## What to work on:
Write each line out exactly, leaving none out.

[Collection entries]
--------------------------------
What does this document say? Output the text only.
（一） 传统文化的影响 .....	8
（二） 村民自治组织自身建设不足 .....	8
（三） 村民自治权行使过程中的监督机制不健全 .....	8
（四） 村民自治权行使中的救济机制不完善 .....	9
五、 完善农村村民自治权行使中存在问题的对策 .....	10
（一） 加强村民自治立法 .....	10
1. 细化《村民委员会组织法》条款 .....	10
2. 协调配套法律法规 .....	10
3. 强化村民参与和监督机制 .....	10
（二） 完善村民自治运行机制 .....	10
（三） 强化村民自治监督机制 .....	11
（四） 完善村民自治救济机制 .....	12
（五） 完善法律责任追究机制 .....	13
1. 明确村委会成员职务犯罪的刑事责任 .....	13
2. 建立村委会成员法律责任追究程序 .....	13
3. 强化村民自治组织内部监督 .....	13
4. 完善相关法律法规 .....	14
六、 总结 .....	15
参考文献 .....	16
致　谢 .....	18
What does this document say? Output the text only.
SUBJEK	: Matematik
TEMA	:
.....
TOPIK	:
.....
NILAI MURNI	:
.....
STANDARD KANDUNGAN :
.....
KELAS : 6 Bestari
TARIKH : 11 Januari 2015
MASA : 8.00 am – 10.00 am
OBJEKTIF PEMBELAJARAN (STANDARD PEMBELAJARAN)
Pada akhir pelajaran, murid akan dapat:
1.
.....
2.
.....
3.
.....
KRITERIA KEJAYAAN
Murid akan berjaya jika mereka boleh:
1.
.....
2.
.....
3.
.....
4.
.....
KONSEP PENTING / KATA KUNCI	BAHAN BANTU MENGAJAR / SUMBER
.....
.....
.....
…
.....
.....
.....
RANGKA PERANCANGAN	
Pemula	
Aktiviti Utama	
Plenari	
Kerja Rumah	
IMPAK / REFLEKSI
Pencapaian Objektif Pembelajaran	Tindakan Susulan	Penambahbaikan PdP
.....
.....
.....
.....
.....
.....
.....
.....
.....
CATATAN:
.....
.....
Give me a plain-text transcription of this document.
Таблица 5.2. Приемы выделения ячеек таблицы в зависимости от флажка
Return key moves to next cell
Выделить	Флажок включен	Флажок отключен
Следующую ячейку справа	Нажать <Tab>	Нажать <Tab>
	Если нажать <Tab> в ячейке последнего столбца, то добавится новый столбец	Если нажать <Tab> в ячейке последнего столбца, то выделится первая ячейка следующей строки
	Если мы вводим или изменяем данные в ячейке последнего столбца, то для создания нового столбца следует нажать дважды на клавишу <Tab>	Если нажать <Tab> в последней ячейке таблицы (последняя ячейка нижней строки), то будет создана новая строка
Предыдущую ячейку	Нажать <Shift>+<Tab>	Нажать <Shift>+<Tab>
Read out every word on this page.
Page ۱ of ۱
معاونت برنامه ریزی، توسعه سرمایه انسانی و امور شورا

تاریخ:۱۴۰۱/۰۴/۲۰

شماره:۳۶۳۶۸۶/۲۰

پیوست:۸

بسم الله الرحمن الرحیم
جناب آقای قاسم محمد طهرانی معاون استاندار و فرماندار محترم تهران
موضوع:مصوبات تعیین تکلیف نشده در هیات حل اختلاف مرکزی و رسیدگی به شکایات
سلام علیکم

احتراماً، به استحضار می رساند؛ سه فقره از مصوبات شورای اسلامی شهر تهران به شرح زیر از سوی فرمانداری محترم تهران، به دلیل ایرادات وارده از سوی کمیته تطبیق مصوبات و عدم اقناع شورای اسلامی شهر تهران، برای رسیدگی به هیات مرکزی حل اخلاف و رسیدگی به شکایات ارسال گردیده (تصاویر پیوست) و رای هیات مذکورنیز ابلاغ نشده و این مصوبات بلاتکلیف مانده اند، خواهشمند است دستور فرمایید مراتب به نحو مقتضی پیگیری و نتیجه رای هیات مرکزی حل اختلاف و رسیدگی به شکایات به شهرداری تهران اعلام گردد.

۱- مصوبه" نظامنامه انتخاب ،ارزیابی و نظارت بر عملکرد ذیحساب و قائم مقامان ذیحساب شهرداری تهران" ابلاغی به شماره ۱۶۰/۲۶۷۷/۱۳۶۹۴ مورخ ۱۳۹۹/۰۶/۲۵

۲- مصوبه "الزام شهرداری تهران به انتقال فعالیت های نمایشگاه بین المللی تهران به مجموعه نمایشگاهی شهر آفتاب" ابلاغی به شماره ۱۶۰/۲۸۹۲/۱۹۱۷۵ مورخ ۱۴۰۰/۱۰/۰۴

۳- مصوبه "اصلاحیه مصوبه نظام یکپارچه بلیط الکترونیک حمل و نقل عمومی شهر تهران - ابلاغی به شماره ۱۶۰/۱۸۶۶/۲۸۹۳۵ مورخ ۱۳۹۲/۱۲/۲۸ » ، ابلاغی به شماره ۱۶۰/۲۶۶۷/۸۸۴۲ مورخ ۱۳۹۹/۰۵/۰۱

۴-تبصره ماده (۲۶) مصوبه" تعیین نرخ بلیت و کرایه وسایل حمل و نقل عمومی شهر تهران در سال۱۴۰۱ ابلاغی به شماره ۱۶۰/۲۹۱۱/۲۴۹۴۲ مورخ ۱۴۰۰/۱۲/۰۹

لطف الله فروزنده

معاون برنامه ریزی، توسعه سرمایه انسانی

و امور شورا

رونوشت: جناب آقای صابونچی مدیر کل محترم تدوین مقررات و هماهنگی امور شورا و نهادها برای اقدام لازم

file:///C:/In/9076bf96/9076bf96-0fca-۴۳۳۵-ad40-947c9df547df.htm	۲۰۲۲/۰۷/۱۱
--------------------------------
## Answer to the problem:
What does this document say? Output the text only.
（一） 传统文化的影响 .....	8
（二） 村民自治组织自身建设不足 .....	8
（三） 村民自治权行使过程中的监督机制不健全 .....	8
（四） 村民自治权行使中的救济机制不完善 .....	9
五、 完善农村村民自治权行使中存在问题的对策 .....	10
（一） 加强村民自治立法 .....	10
1. 细化《村民委员会组织法》条款 .....	10
2. 协调配套法律法规 .....	10
3. 强化村民参与和监督机制 .....	10
（二） 完善村民自治运行机制 .....	10
（三） 强化村民自治监督机制 .....	11
（四） 完善村民自治救济机制 .....	12
（五） 完善法律责任追究机制 .....	13
1. 明确村委会成员职务犯罪的刑事责任 .....	13
2. 建立村委会成员法律责任追究程序 .....	13
3. 强化村民自治组织内部监督 .....	13
4. 完善相关法律法规 .....	14
六、 总结 .....	15
参考文献 .....	16
致　谢 .....	18
What does this document say? Output the text only.
SUBJEK	: Matematik
TEMA	:
.....
TOPIK	:
.....
NILAI MURNI	:
.....
STANDARD KANDUNGAN :
.....
KELAS : 6 Bestari
TARIKH : 11 Januari 2015
MASA : 8.00 am – 10.00 am
OBJEKTIF PEMBELAJARAN (STANDARD PEMBELAJARAN)
Pada akhir pelajaran, murid akan dapat:
1.
.....
2.
.....
3.
.....
KRITERIA KEJAYAAN
Murid akan berjaya jika mereka boleh:
1.
.....
2.
.....
3.
.....
4.
.....
KONSEP PENTING / KATA KUNCI	BAHAN BANTU MENGAJAR / SUMBER
.....
.....
.....
…
.....
.....
.....
RANGKA PERANCANGAN	
Pemula	
Aktiviti Utama	
Plenari	
Kerja Rumah	
IMPAK / REFLEKSI
Pencapaian Objektif Pembelajaran	Tindakan Susulan	Penambahbaikan PdP
.....
.....
.....
.....
.....
.....
.....
.....
.....
CATATAN:
.....
.....
Give me a plain-text transcription of this document.
Таблица 5.2. Приемы выделения ячеек таблицы в зависимости от флажка
Return key moves to next cell
Выделить	Флажок включен	Флажок отключен
Следующую ячейку справа	Нажать <Tab>	Нажать <Tab>
	Если нажать <Tab> в ячейке последнего столбца, то добавится новый столбец	Если нажать <Tab> в ячейке последнего столбца, то выделится первая ячейка следующей строки
	Если мы вводим или изменяем данные в ячейке последнего столбца, то для создания нового столбца следует нажать дважды на клавишу <Tab>	Если нажать <Tab> в последней ячейке таблицы (последняя ячейка нижней строки), то будет создана новая строка
Предыдущую ячейку	Нажать <Shift>+<Tab>	Нажать <Shift>+<Tab>
Read out every word on this page.
Page ۱ of ۱
معاونت برنامه ریزی، توسعه سرمایه انسانی و امور شورا

تاریخ:۱۴۰۱/۰۴/۲۰

شماره:۳۶۳۶۸۶/۲۰

پیوست:۸

بسم الله الرحمن الرحیم
جناب آقای قاسم محمد طهرانی معاون استاندار و فرماندار محترم تهران
موضوع:مصوبات تعیین تکلیف نشده در هیات حل اختلاف مرکزی و رسیدگی به شکایات
سلام علیکم

احتراماً، به استحضار می رساند؛ سه فقره از مصوبات شورای اسلامی شهر تهران به شرح زیر از سوی فرمانداری محترم تهران، به دلیل ایرادات وارده از سوی کمیته تطبیق مصوبات و عدم اقناع شورای اسلامی شهر تهران، برای رسیدگی به هیات مرکزی حل اخلاف و رسیدگی به شکایات ارسال گردیده (تصاویر پیوست) و رای هیات مذکورنیز ابلاغ نشده و این مصوبات بلاتکلیف مانده اند، خواهشمند است دستور فرمایید مراتب به نحو مقتضی پیگیری و نتیجه رای هیات مرکزی حل اختلاف و رسیدگی به شکایات به شهرداری تهران اعلام گردد.

۱- مصوبه" نظامنامه انتخاب ،ارزیابی و نظارت بر عملکرد ذیحساب و قائم مقامان ذیحساب شهرداری تهران" ابلاغی به شماره ۱۶۰/۲۶۷۷/۱۳۶۹۴ مورخ ۱۳۹۹/۰۶/۲۵

۲- مصوبه "الزام شهرداری تهران به انتقال فعالیت های نمایشگاه بین المللی تهران به مجموعه نمایشگاهی شهر آفتاب" ابلاغی به شماره ۱۶۰/۲۸۹۲/۱۹۱۷۵ مورخ ۱۴۰۰/۱۰/۰۴

۳- مصوبه "اصلاحیه مصوبه نظام یکپارچه بلیط الکترونیک حمل و نقل عمومی شهر تهران - ابلاغی به شماره ۱۶۰/۱۸۶۶/۲۸۹۳۵ مورخ ۱۳۹۲/۱۲/۲۸ » ، ابلاغی به شماره ۱۶۰/۲۶۶۷/۸۸۴۲ مورخ ۱۳۹۹/۰۵/۰۱

۴-تبصره ماده (۲۶) مصوبه" تعیین نرخ بلیت و کرایه وسایل حمل و نقل عمومی شهر تهران در سال۱۴۰۱ ابلاغی به شماره ۱۶۰/۲۹۱۱/۲۴۹۴۲ مورخ ۱۴۰۰/۱۲/۰۹

لطف الله فروزنده

معاون برنامه ریزی، توسعه سرمایه انسانی

و امور شورا

رونوشت: جناب آقای صابونچی مدیر کل محترم تدوین مقررات و هماهنگی امور شورا و نهادها برای اقدام لازم

file:///C:/In/9076bf96/9076bf96-0fca-۴۳۳۵-ad40-947c9df547df.htm	۲۰۲۲/۰۷/۱۱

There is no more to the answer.